### Exercise aim
Of the lines in the entries, how many hold the word "text"? Give that number alone.

### Records to use
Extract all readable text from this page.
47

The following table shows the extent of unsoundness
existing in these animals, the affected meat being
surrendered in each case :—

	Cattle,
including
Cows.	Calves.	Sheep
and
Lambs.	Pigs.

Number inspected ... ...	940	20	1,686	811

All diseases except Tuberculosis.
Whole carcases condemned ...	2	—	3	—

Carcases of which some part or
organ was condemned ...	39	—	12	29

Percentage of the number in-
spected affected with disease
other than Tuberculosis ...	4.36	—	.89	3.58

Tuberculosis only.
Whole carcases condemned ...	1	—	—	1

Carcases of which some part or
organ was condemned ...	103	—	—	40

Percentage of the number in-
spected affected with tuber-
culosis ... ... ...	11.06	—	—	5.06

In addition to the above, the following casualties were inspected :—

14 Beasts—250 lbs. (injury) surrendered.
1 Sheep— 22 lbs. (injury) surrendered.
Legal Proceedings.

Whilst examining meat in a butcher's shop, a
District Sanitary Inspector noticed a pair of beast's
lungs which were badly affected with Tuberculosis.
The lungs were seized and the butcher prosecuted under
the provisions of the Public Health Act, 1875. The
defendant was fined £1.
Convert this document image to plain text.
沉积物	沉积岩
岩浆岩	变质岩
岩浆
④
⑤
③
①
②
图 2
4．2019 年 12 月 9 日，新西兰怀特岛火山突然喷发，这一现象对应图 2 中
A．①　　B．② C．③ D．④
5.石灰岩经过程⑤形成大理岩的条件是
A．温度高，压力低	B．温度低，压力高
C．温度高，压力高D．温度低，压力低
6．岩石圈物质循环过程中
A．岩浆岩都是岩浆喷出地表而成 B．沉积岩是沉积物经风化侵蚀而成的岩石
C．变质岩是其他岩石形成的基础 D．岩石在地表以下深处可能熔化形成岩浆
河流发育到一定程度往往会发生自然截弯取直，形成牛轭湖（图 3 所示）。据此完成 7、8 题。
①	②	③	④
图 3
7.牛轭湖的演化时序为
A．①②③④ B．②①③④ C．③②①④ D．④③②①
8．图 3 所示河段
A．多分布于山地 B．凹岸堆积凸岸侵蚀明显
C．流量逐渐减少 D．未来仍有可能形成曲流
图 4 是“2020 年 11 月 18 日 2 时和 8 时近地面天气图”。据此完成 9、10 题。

### Answer to the exercise
2